# Page extract:
::::

Figure 1.

Specific TAN effects and related tumor characteristics linking neutrophil with ICI response. We identified four key features of the response to ICIs that are linked to neutrophil infiltration. (A) Immune cell suppression and polarization: TAN can inhibit T-cell functions in vitro and in vivo, favoring the recruitment of immunosuppressive Treg and altering dendritic cell and macrophage functions. (B) Tumor neoangiogenesis: neutrophils are associated with different tumor neoangiogenesis mechanisms and resistance to anti-VEGF antibody treatment in various preclinical settings. (C) Immune exclusion: neutrophil accumulation in the tumor mass is associated with reduced tumor infiltration by adaptive immune cells and macrophages, limiting ICI efficacy in various models. (D) Cancer cell intrinsic characteristics: strong TMB, expression of PD-L1 and integrity of IFN signaling are associated with a better response to ICIs. Conversely, mutations leading to hyperactivation of the Wnt/β-cat, EGFR, MET, and PI3K signaling pathways are associated with ICI resistance. MET and PI3K signaling alterations and loss of LKB1 have been associated with increased tumor-promoting neutrophil recruitment. (A, C) Can be seen as TAN-specific effect affecting ICI response while (B, D) are characteristics known to be linked with ICI response and related to TAN infiltration and tumor-promoting effect. EGFR, endothelial growth factor receptor; ICI, immune checkpoint inhibitor; IFN, interferon; PD-L1, programmed cell death ligand-1; PI3K, phosphatidylinositol-3-kinase; TMB, tumor mutational burden; Treg, regulatory T cell; VEGF, vascular endothelial growth factor.

::::

# Extracted entries:
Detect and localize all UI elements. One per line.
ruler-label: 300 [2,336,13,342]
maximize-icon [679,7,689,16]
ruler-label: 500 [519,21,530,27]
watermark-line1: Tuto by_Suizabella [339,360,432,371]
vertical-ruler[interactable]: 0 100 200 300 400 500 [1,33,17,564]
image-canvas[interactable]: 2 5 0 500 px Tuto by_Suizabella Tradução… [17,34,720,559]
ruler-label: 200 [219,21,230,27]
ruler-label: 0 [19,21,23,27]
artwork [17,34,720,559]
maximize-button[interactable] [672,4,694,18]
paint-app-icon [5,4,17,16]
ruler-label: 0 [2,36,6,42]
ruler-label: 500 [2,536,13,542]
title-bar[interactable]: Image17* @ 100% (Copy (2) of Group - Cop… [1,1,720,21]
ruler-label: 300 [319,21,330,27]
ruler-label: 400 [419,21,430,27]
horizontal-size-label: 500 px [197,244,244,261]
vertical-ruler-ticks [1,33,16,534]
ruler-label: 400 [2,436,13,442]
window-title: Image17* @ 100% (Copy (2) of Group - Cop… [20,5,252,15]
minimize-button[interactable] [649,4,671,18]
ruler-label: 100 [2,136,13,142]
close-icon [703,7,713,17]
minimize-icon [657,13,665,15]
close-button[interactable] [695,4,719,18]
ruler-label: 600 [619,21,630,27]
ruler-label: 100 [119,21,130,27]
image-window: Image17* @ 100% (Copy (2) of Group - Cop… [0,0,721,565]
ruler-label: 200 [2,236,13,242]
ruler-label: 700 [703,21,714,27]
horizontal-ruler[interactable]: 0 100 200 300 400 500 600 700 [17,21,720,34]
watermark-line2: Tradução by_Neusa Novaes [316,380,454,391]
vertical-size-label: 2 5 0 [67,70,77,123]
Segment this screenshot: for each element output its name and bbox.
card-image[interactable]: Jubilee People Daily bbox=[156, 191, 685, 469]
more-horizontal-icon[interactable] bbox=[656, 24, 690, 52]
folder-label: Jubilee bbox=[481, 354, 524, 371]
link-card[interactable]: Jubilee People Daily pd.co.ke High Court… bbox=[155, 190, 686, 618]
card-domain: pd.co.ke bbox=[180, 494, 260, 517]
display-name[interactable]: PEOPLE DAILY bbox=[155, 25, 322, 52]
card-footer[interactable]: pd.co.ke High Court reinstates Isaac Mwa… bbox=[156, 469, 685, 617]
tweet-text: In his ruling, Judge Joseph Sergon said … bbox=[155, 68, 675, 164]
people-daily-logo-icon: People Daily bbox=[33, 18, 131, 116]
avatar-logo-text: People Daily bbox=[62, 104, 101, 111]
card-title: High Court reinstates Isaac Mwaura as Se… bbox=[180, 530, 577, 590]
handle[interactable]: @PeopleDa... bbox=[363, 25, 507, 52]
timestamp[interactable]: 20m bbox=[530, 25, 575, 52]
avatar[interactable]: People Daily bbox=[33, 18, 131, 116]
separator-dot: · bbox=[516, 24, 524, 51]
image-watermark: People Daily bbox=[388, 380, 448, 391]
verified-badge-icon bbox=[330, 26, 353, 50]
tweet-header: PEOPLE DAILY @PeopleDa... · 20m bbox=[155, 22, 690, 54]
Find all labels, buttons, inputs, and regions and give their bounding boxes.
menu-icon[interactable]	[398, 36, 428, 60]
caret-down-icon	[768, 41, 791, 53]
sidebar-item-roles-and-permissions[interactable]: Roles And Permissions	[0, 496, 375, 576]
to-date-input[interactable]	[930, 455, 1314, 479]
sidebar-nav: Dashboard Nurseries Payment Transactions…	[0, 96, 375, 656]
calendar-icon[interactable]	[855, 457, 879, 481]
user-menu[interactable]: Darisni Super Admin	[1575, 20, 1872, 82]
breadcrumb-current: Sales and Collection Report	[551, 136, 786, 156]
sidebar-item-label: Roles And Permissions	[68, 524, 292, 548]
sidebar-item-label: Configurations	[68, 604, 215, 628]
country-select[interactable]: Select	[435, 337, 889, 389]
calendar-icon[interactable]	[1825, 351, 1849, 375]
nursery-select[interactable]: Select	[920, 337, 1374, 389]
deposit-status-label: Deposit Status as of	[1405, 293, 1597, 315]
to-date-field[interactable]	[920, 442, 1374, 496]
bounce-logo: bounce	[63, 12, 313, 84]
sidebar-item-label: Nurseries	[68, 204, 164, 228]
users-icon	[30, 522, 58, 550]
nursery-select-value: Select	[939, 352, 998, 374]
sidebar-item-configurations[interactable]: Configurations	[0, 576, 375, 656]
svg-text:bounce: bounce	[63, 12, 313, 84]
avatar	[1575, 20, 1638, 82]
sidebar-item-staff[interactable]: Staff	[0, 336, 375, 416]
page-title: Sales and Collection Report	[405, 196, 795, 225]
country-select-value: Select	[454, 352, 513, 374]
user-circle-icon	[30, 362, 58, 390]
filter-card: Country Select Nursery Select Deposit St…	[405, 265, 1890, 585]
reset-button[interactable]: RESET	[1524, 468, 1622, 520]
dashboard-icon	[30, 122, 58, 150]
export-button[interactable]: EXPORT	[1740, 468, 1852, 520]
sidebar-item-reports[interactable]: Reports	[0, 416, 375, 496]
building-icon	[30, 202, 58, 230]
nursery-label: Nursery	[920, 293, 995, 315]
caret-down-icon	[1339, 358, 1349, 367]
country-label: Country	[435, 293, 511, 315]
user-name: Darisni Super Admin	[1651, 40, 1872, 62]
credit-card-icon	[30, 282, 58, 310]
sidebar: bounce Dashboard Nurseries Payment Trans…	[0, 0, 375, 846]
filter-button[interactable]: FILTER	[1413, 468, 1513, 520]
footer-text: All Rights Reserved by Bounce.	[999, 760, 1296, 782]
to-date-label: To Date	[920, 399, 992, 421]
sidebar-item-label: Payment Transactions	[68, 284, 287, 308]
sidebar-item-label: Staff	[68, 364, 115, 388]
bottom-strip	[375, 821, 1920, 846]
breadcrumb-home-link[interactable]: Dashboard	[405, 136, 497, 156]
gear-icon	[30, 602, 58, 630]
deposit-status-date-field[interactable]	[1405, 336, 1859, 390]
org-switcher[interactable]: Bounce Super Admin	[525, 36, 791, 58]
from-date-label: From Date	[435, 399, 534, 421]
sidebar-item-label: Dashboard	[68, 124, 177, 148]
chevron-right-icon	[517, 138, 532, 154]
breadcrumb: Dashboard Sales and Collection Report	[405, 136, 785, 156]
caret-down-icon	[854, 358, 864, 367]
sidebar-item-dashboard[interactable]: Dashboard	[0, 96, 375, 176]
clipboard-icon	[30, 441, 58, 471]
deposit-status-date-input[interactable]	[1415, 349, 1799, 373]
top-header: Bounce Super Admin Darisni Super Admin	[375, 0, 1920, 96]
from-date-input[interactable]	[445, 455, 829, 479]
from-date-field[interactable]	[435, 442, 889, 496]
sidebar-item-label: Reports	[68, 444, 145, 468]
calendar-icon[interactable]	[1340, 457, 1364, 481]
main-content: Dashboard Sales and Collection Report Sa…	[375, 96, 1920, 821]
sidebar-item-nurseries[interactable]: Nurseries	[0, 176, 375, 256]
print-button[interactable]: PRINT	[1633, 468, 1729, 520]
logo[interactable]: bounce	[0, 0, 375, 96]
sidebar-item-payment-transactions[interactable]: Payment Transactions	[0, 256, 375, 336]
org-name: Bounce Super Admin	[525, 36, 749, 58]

::::

# Exercise goal:
According to the figure caption, which changes have been linked to increased tumor-promoting neutrophil recruitment? Work only from the figure caption, not the records.

# Written response:
MET and PI3K signaling alterations and loss of LKB1.